■ TASK DATA
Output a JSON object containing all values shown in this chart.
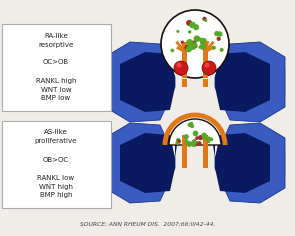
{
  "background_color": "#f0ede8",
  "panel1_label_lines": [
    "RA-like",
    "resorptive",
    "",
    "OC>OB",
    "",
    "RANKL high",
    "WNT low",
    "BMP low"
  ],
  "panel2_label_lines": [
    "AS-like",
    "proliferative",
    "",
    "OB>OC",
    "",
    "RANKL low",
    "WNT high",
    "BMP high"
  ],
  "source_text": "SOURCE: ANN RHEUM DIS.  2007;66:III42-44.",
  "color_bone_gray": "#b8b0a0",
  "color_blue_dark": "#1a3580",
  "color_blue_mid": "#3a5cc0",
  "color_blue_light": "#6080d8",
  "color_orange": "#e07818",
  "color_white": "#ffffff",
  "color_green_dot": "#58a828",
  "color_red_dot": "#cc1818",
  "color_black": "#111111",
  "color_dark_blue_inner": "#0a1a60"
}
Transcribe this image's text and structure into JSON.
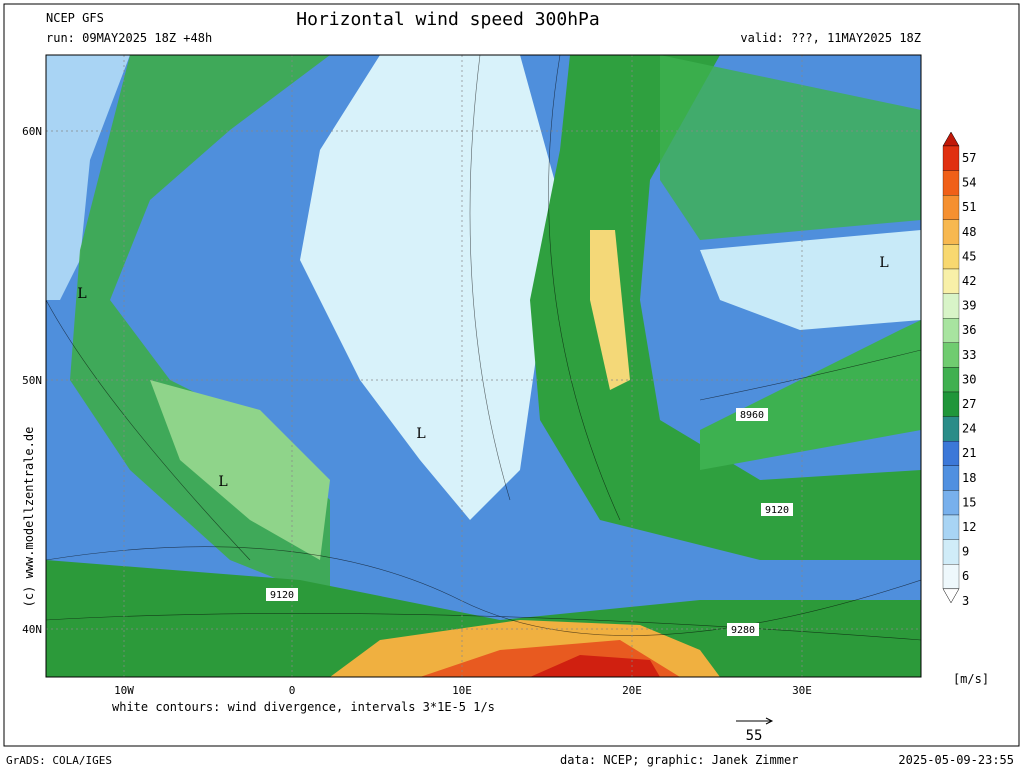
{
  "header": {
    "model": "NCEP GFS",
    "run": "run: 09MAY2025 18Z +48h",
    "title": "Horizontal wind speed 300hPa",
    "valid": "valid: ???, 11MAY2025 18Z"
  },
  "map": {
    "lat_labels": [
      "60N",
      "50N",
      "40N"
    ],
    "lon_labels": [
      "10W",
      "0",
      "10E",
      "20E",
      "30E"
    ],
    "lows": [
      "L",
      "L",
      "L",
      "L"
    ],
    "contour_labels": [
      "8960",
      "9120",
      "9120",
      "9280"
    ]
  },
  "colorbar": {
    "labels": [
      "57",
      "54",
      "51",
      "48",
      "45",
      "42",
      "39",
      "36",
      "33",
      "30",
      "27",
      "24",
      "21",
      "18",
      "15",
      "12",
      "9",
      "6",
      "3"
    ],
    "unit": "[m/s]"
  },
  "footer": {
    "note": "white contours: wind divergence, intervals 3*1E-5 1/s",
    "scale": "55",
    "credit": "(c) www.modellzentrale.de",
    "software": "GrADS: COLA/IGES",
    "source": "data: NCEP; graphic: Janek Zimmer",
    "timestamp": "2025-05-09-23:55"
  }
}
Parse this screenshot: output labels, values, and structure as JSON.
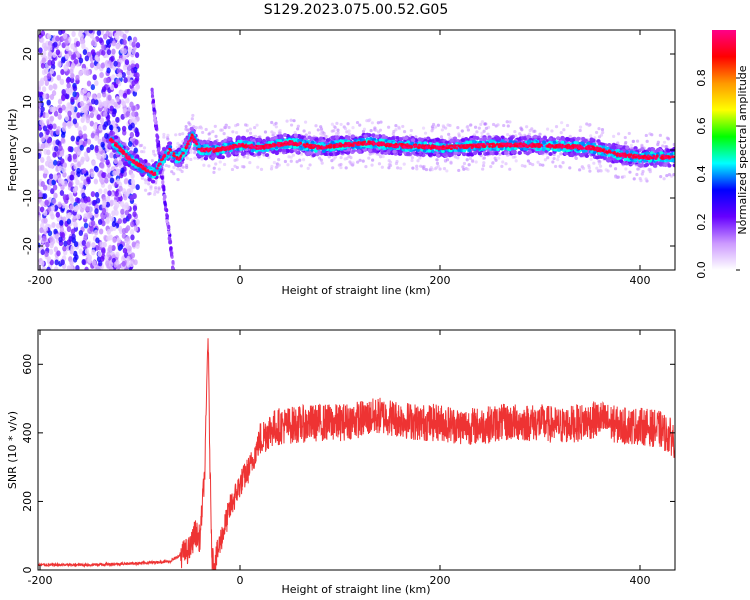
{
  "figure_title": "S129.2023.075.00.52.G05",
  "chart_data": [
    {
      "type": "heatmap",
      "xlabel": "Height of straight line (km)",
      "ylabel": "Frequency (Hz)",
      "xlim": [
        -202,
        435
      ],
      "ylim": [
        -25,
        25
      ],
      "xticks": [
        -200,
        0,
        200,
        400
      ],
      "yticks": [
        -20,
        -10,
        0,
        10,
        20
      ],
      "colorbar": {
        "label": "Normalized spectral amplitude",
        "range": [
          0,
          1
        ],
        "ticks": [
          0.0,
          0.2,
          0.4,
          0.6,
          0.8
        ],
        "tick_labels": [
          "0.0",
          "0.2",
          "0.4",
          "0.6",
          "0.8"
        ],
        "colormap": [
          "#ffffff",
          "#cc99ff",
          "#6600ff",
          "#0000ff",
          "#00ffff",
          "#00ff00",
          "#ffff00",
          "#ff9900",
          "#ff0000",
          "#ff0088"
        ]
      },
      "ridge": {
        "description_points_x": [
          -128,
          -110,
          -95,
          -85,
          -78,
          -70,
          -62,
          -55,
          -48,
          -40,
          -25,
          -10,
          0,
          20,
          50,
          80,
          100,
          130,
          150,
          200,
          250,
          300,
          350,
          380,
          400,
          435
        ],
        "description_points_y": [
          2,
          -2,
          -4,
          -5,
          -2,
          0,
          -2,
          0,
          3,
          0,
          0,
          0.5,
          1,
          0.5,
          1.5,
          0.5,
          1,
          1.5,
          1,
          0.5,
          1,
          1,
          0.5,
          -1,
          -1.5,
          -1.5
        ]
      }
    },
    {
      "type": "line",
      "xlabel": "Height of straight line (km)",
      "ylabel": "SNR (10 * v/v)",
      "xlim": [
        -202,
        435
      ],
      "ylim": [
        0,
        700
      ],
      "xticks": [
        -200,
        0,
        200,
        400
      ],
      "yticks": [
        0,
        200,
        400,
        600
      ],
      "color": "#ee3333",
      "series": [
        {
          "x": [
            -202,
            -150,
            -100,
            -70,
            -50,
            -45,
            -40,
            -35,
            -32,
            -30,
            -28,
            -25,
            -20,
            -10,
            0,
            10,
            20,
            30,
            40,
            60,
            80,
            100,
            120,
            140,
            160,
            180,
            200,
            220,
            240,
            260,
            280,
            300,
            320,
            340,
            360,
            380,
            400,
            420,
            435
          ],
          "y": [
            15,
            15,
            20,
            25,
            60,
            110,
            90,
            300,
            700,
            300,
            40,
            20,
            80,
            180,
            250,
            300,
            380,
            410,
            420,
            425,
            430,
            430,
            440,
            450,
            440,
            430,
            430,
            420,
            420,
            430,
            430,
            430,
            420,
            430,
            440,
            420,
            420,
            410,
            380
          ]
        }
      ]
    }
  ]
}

■ YOUR OBJECTIVE
Using the material above, set down every line exactly, but skip the pictures.

■ WRITTEN ANSWER
Output a JSON object containing all values shown in this chart.
{
  "background_color": "#f0ede8",
  "panel1_label_lines": [
    "RA-like",
    "resorptive",
    "",
    "OC>OB",
    "",
    "RANKL high",
    "WNT low",
    "BMP low"
  ],
  "panel2_label_lines": [
    "AS-like",
    "proliferative",
    "",
    "OB>OC",
    "",
    "RANKL low",
    "WNT high",
    "BMP high"
  ],
  "source_text": "SOURCE: ANN RHEUM DIS.  2007;66:III42-44.",
  "color_bone_gray": "#b8b0a0",
  "color_blue_dark": "#1a3580",
  "color_blue_mid": "#3a5cc0",
  "color_blue_light": "#6080d8",
  "color_orange": "#e07818",
  "color_white": "#ffffff",
  "color_green_dot": "#58a828",
  "color_red_dot": "#cc1818",
  "color_black": "#111111",
  "color_dark_blue_inner": "#0a1a60"
}
Transcribe this image's text and structure into JSON.
{
  "header": {
    "model": "NCEP GFS",
    "run": "run: 09MAY2025 18Z +48h",
    "title": "Horizontal wind speed 300hPa",
    "valid": "valid: ???, 11MAY2025 18Z"
  },
  "map": {
    "lat_labels": [
      "60N",
      "50N",
      "40N"
    ],
    "lon_labels": [
      "10W",
      "0",
      "10E",
      "20E",
      "30E"
    ],
    "lows": [
      "L",
      "L",
      "L",
      "L"
    ],
    "contour_labels": [
      "8960",
      "9120",
      "9120",
      "9280"
    ]
  },
  "colorbar": {
    "labels": [
      "57",
      "54",
      "51",
      "48",
      "45",
      "42",
      "39",
      "36",
      "33",
      "30",
      "27",
      "24",
      "21",
      "18",
      "15",
      "12",
      "9",
      "6",
      "3"
    ],
    "unit": "[m/s]"
  },
  "footer": {
    "note": "white contours: wind divergence, intervals 3*1E-5 1/s",
    "scale": "55",
    "credit": "(c) www.modellzentrale.de",
    "software": "GrADS: COLA/IGES",
    "source": "data: NCEP; graphic: Janek Zimmer",
    "timestamp": "2025-05-09-23:55"
  }
}
Parse this screenshot: output labels, values, and structure as JSON.
{
  "figure_title": "S129.2023.075.00.52.G05",
  "chart_data": [
    {
      "type": "heatmap",
      "xlabel": "Height of straight line (km)",
      "ylabel": "Frequency (Hz)",
      "xlim": [
        -202,
        435
      ],
      "ylim": [
        -25,
        25
      ],
      "xticks": [
        -200,
        0,
        200,
        400
      ],
      "yticks": [
        -20,
        -10,
        0,
        10,
        20
      ],
      "colorbar": {
        "label": "Normalized spectral amplitude",
        "range": [
          0,
          1
        ],
        "ticks": [
          0.0,
          0.2,
          0.4,
          0.6,
          0.8
        ],
        "tick_labels": [
          "0.0",
          "0.2",
          "0.4",
          "0.6",
          "0.8"
        ],
        "colormap": [
          "#ffffff",
          "#cc99ff",
          "#6600ff",
          "#0000ff",
          "#00ffff",
          "#00ff00",
          "#ffff00",
          "#ff9900",
          "#ff0000",
          "#ff0088"
        ]
      },
      "ridge": {
        "description_points_x": [
          -128,
          -110,
          -95,
          -85,
          -78,
          -70,
          -62,
          -55,
          -48,
          -40,
          -25,
          -10,
          0,
          20,
          50,
          80,
          100,
          130,
          150,
          200,
          250,
          300,
          350,
          380,
          400,
          435
        ],
        "description_points_y": [
          2,
          -2,
          -4,
          -5,
          -2,
          0,
          -2,
          0,
          3,
          0,
          0,
          0.5,
          1,
          0.5,
          1.5,
          0.5,
          1,
          1.5,
          1,
          0.5,
          1,
          1,
          0.5,
          -1,
          -1.5,
          -1.5
        ]
      }
    },
    {
      "type": "line",
      "xlabel": "Height of straight line (km)",
      "ylabel": "SNR (10 * v/v)",
      "xlim": [
        -202,
        435
      ],
      "ylim": [
        0,
        700
      ],
      "xticks": [
        -200,
        0,
        200,
        400
      ],
      "yticks": [
        0,
        200,
        400,
        600
      ],
      "color": "#ee3333",
      "series": [
        {
          "x": [
            -202,
            -150,
            -100,
            -70,
            -50,
            -45,
            -40,
            -35,
            -32,
            -30,
            -28,
            -25,
            -20,
            -10,
            0,
            10,
            20,
            30,
            40,
            60,
            80,
            100,
            120,
            140,
            160,
            180,
            200,
            220,
            240,
            260,
            280,
            300,
            320,
            340,
            360,
            380,
            400,
            420,
            435
          ],
          "y": [
            15,
            15,
            20,
            25,
            60,
            110,
            90,
            300,
            700,
            300,
            40,
            20,
            80,
            180,
            250,
            300,
            380,
            410,
            420,
            425,
            430,
            430,
            440,
            450,
            440,
            430,
            430,
            420,
            420,
            430,
            430,
            430,
            420,
            430,
            440,
            420,
            420,
            410,
            380
          ]
        }
      ]
    }
  ]
}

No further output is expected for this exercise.